Structured figure records:

□ □ □

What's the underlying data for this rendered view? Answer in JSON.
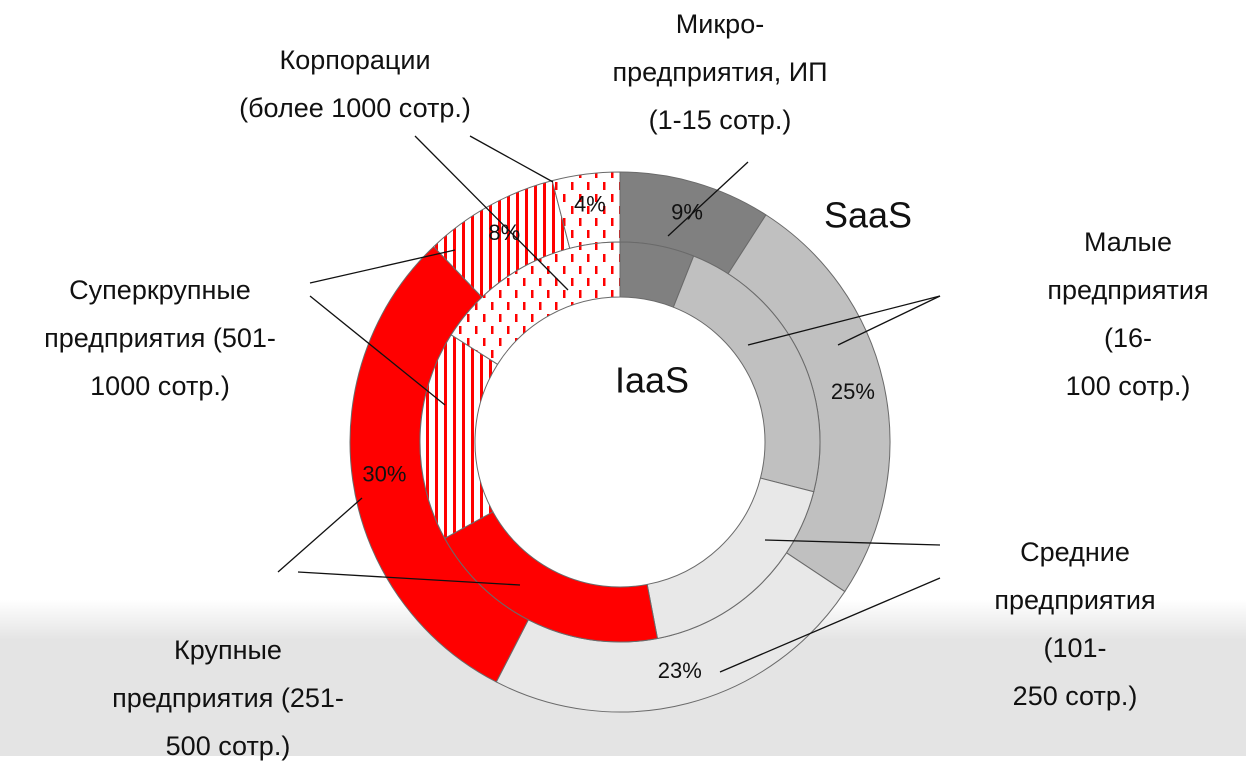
{
  "chart_data": {
    "type": "donut",
    "categories": [
      "Микро-\nпредприятия, ИП\n(1-15 сотр.)",
      "Малые\nпредприятия (16-\n100 сотр.)",
      "Средние\nпредприятия (101-\n250 сотр.)",
      "Крупные\nпредприятия (251-\n500 сотр.)",
      "Суперкрупные\nпредприятия (501-\n1000 сотр.)",
      "Корпорации\n(более 1000 сотр.)"
    ],
    "colors": [
      "#808080",
      "#c0c0c0",
      "#e8e8e8",
      "#ff0000",
      "#ff0000",
      "#ff0000"
    ],
    "patterns": [
      null,
      null,
      null,
      null,
      "vertical-stripes",
      "dashes"
    ],
    "series": [
      {
        "name": "SaaS",
        "values": [
          9,
          25,
          23,
          30,
          8,
          4
        ],
        "value_labels": [
          "9%",
          "25%",
          "23%",
          "30%",
          "8%",
          "4%"
        ]
      },
      {
        "name": "IaaS",
        "values": [
          6,
          23,
          18,
          20,
          17,
          16
        ]
      }
    ]
  }
}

□ □ □

◆ What to produce ◆
Each line containing the word "nпредприятия" counts once; say how many such lines there are, giving only the number.

◆ Result ◆
5